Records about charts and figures
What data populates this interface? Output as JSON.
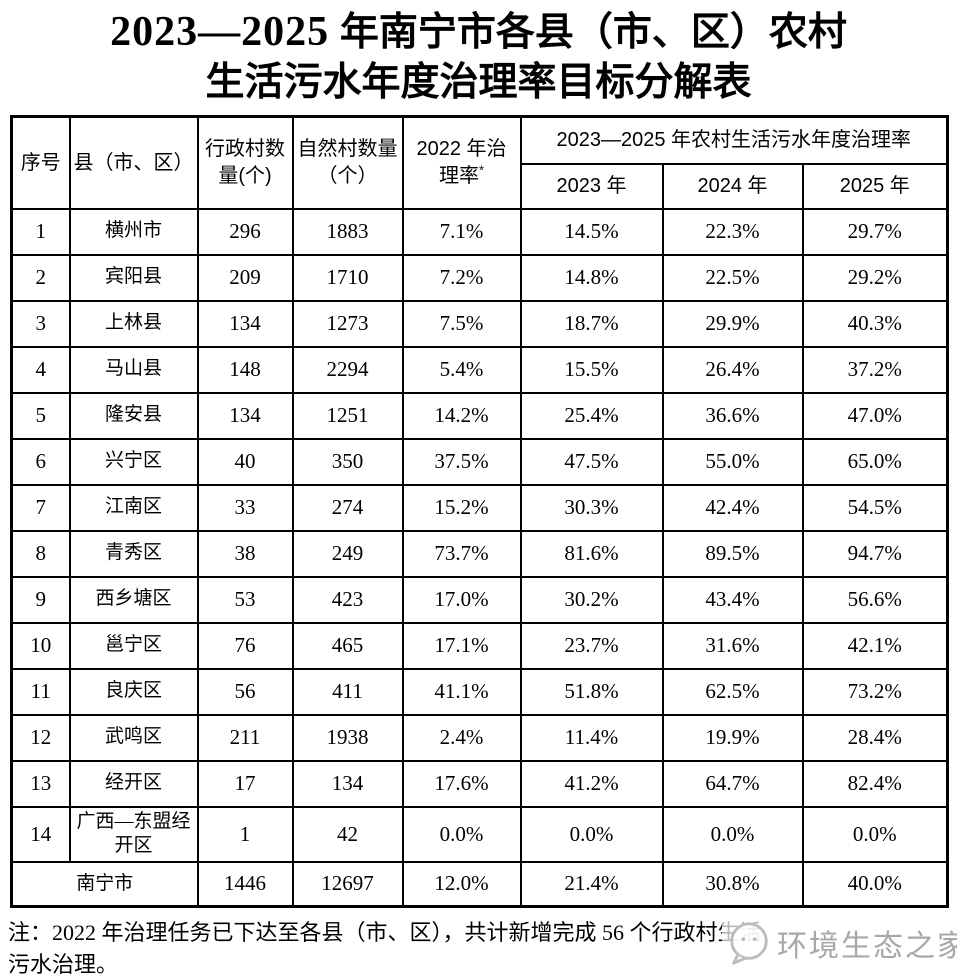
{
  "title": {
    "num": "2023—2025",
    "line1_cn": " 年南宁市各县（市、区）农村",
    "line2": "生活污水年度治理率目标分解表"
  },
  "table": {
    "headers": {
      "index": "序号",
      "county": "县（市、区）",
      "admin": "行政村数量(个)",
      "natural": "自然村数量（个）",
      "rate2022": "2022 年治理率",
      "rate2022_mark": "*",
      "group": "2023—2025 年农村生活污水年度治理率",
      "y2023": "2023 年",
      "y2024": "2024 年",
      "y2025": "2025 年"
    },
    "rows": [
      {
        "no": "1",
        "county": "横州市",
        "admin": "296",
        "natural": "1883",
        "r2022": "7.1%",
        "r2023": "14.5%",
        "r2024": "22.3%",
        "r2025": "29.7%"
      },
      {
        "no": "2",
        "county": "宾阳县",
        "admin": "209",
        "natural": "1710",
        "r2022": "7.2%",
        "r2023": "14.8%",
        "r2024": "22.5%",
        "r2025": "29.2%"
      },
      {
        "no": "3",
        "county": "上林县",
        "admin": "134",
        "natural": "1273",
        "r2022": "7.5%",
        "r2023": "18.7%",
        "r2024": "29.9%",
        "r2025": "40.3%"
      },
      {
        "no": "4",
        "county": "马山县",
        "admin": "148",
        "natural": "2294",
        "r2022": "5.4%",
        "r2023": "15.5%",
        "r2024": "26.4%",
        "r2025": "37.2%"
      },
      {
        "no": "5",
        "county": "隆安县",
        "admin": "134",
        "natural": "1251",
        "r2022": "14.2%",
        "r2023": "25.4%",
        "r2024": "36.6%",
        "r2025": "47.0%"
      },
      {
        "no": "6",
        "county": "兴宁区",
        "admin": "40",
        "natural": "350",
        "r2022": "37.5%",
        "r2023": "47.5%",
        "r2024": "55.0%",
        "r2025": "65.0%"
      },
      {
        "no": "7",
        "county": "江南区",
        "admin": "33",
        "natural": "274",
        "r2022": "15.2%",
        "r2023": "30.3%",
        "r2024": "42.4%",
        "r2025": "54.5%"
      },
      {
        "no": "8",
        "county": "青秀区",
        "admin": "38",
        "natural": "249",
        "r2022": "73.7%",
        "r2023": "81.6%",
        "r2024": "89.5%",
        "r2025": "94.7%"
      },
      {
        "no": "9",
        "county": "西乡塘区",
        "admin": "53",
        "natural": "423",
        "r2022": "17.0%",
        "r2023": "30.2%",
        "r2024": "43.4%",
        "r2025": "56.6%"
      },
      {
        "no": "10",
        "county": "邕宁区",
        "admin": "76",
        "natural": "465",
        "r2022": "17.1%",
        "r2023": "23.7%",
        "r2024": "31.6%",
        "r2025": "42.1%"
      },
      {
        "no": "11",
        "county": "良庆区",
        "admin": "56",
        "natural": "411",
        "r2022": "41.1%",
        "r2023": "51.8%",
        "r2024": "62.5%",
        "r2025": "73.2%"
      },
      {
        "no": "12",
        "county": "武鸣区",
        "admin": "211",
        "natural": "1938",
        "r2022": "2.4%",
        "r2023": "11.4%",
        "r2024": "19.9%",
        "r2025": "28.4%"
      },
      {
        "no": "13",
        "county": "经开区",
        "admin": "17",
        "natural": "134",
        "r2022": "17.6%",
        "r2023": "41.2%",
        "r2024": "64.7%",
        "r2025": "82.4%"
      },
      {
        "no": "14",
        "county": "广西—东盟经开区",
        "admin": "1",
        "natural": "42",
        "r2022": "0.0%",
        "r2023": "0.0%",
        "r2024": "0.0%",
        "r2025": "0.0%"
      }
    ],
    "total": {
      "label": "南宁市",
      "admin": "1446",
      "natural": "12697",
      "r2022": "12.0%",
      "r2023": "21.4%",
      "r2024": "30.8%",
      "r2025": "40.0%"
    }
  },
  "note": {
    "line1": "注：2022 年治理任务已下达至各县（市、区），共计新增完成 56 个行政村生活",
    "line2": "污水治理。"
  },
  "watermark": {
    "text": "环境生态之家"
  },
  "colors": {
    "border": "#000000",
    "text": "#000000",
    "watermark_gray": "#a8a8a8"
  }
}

**TASK REQUIREMENTS:** Take the records above and transcribe them exactly, dropping every picture.

**RESULT OF THE TASK:**
What data populates this interface? Output as JSON.
{
  "title": {
    "num": "2023—2025",
    "line1_cn": " 年南宁市各县（市、区）农村",
    "line2": "生活污水年度治理率目标分解表"
  },
  "table": {
    "headers": {
      "index": "序号",
      "county": "县（市、区）",
      "admin": "行政村数量(个)",
      "natural": "自然村数量（个）",
      "rate2022": "2022 年治理率",
      "rate2022_mark": "*",
      "group": "2023—2025 年农村生活污水年度治理率",
      "y2023": "2023 年",
      "y2024": "2024 年",
      "y2025": "2025 年"
    },
    "rows": [
      {
        "no": "1",
        "county": "横州市",
        "admin": "296",
        "natural": "1883",
        "r2022": "7.1%",
        "r2023": "14.5%",
        "r2024": "22.3%",
        "r2025": "29.7%"
      },
      {
        "no": "2",
        "county": "宾阳县",
        "admin": "209",
        "natural": "1710",
        "r2022": "7.2%",
        "r2023": "14.8%",
        "r2024": "22.5%",
        "r2025": "29.2%"
      },
      {
        "no": "3",
        "county": "上林县",
        "admin": "134",
        "natural": "1273",
        "r2022": "7.5%",
        "r2023": "18.7%",
        "r2024": "29.9%",
        "r2025": "40.3%"
      },
      {
        "no": "4",
        "county": "马山县",
        "admin": "148",
        "natural": "2294",
        "r2022": "5.4%",
        "r2023": "15.5%",
        "r2024": "26.4%",
        "r2025": "37.2%"
      },
      {
        "no": "5",
        "county": "隆安县",
        "admin": "134",
        "natural": "1251",
        "r2022": "14.2%",
        "r2023": "25.4%",
        "r2024": "36.6%",
        "r2025": "47.0%"
      },
      {
        "no": "6",
        "county": "兴宁区",
        "admin": "40",
        "natural": "350",
        "r2022": "37.5%",
        "r2023": "47.5%",
        "r2024": "55.0%",
        "r2025": "65.0%"
      },
      {
        "no": "7",
        "county": "江南区",
        "admin": "33",
        "natural": "274",
        "r2022": "15.2%",
        "r2023": "30.3%",
        "r2024": "42.4%",
        "r2025": "54.5%"
      },
      {
        "no": "8",
        "county": "青秀区",
        "admin": "38",
        "natural": "249",
        "r2022": "73.7%",
        "r2023": "81.6%",
        "r2024": "89.5%",
        "r2025": "94.7%"
      },
      {
        "no": "9",
        "county": "西乡塘区",
        "admin": "53",
        "natural": "423",
        "r2022": "17.0%",
        "r2023": "30.2%",
        "r2024": "43.4%",
        "r2025": "56.6%"
      },
      {
        "no": "10",
        "county": "邕宁区",
        "admin": "76",
        "natural": "465",
        "r2022": "17.1%",
        "r2023": "23.7%",
        "r2024": "31.6%",
        "r2025": "42.1%"
      },
      {
        "no": "11",
        "county": "良庆区",
        "admin": "56",
        "natural": "411",
        "r2022": "41.1%",
        "r2023": "51.8%",
        "r2024": "62.5%",
        "r2025": "73.2%"
      },
      {
        "no": "12",
        "county": "武鸣区",
        "admin": "211",
        "natural": "1938",
        "r2022": "2.4%",
        "r2023": "11.4%",
        "r2024": "19.9%",
        "r2025": "28.4%"
      },
      {
        "no": "13",
        "county": "经开区",
        "admin": "17",
        "natural": "134",
        "r2022": "17.6%",
        "r2023": "41.2%",
        "r2024": "64.7%",
        "r2025": "82.4%"
      },
      {
        "no": "14",
        "county": "广西—东盟经开区",
        "admin": "1",
        "natural": "42",
        "r2022": "0.0%",
        "r2023": "0.0%",
        "r2024": "0.0%",
        "r2025": "0.0%"
      }
    ],
    "total": {
      "label": "南宁市",
      "admin": "1446",
      "natural": "12697",
      "r2022": "12.0%",
      "r2023": "21.4%",
      "r2024": "30.8%",
      "r2025": "40.0%"
    }
  },
  "note": {
    "line1": "注：2022 年治理任务已下达至各县（市、区），共计新增完成 56 个行政村生活",
    "line2": "污水治理。"
  },
  "watermark": {
    "text": "环境生态之家"
  },
  "colors": {
    "border": "#000000",
    "text": "#000000",
    "watermark_gray": "#a8a8a8"
  }
}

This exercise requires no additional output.